**Exercise directions**
Count how many lines contain the word "река". Please give only the number.

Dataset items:
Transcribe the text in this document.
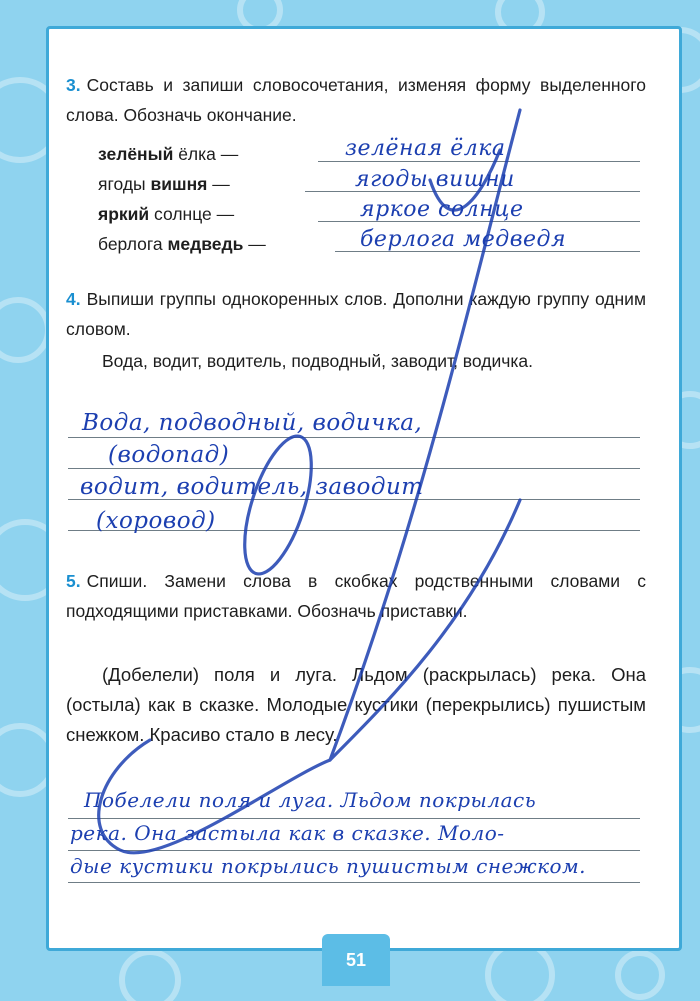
3. Составь и запиши словосочетания, изменяя форму выделенного слова. Обозначь окончание.
зелёный ёлка —
ягоды вишня —
яркий солнце —
берлога медведь —
зелёная ёлка
ягоды вишни
яркое солнце
берлога медведя
4. Выпиши группы однокоренных слов. Дополни каждую группу одним словом.
Вода, водит, водитель, подводный, заводит, водичка.
Вода, подводный, водичка,
(водопад)
водит, водитель, заводит
(хоровод)
5. Спиши. Замени слова в скобках родственными словами с подходящими приставками. Обозначь приставки.
(Добелели) поля и луга. Льдом (раскрылась) река. Она (остыла) как в сказке. Молодые кустики (перекрылись) пушистым снежком. Красиво стало в лесу.
Побелели поля и луга. Льдом покрылась
река. Она застыла как в сказке. Моло-
дые кустики покрылись пушистым снежком.
51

**Result of this exercise**
2